** start of Listed entries **

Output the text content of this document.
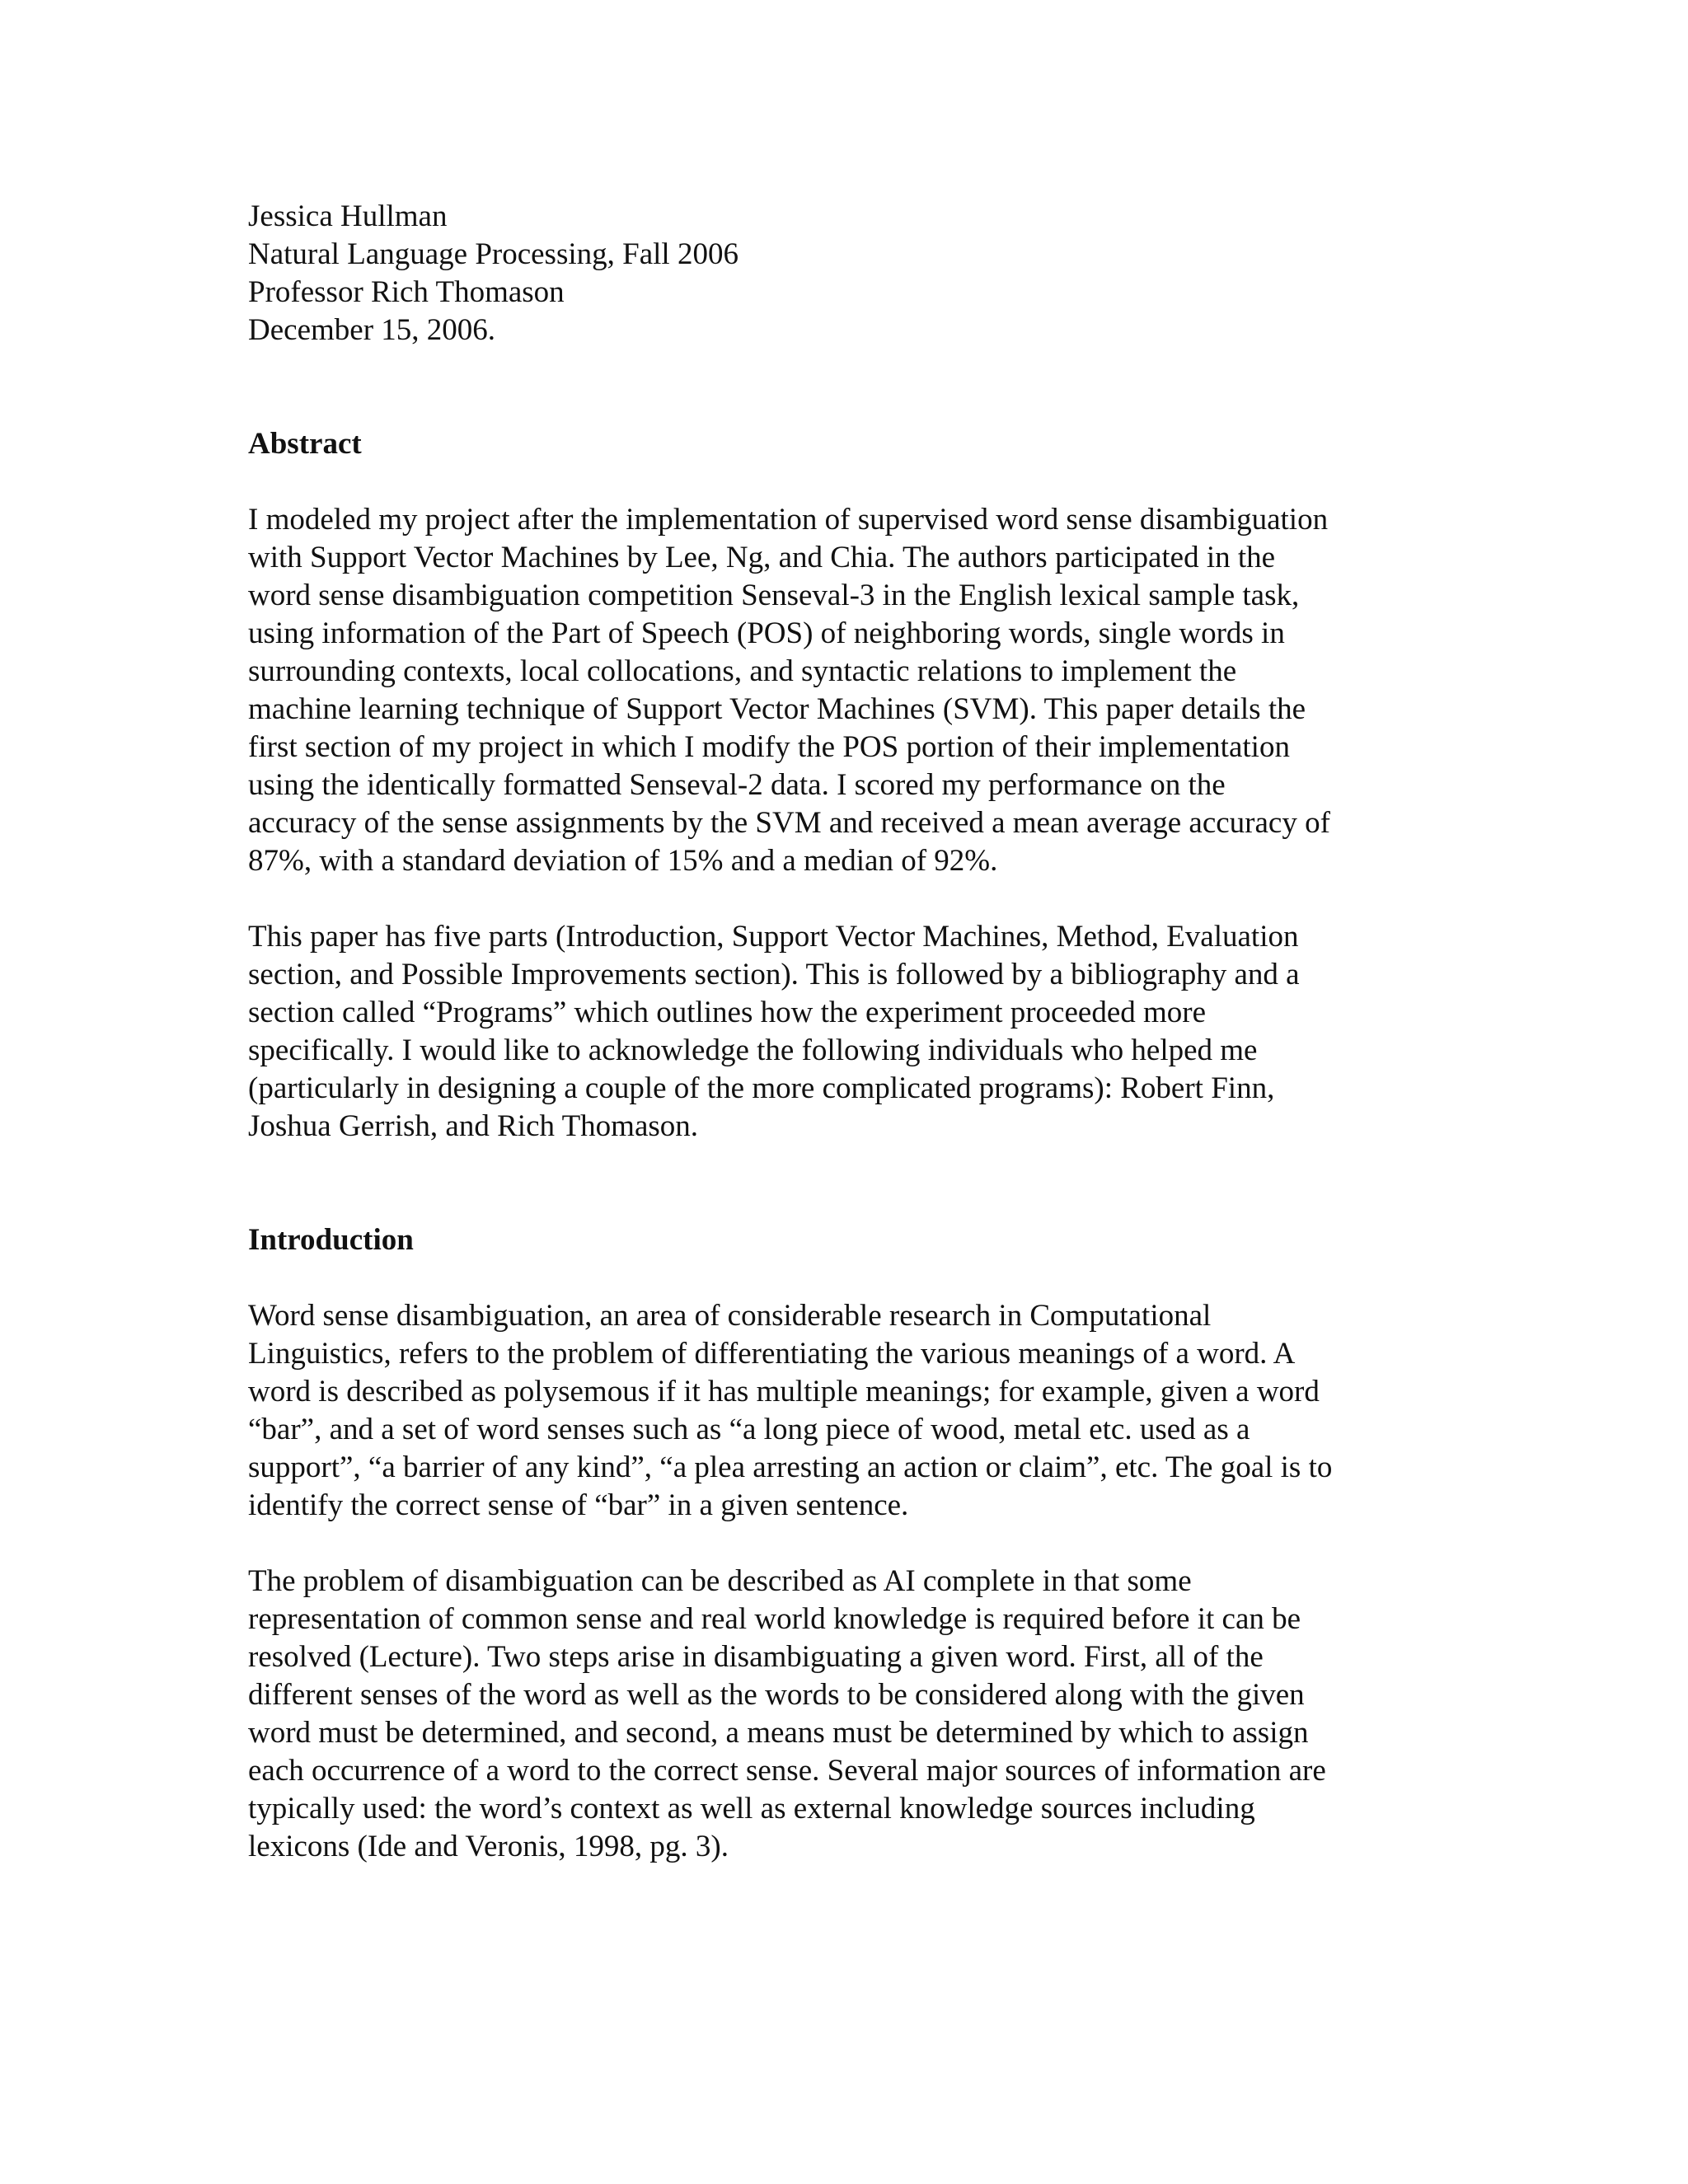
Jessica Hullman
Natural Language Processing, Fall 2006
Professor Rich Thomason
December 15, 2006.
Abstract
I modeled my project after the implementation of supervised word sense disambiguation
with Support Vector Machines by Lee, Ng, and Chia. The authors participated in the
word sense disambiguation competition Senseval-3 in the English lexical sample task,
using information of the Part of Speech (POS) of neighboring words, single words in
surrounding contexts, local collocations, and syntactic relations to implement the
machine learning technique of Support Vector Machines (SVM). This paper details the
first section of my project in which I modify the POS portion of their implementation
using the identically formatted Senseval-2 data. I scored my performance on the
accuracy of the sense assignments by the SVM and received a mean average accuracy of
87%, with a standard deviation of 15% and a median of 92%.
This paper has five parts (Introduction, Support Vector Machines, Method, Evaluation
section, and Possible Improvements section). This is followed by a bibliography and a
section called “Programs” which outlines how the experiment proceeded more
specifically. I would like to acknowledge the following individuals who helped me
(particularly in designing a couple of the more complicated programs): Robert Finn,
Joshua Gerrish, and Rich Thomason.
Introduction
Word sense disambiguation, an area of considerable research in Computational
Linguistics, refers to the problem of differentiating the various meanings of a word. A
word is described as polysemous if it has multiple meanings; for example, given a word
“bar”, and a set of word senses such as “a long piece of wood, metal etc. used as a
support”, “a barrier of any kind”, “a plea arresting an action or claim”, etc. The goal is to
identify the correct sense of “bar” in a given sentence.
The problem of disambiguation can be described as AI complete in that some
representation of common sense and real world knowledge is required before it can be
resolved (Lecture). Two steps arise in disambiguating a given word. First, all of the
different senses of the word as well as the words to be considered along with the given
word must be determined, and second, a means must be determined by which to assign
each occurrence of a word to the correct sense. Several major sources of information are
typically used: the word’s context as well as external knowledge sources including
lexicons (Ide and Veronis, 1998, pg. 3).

** end of Listed entries **

- Description of the task
Lines of the material that contain the word "implementation" are to be gathered.

- Solved exercise
I modeled my project after the implementation of supervised word sense disambiguation
first section of my project in which I modify the POS portion of their implementation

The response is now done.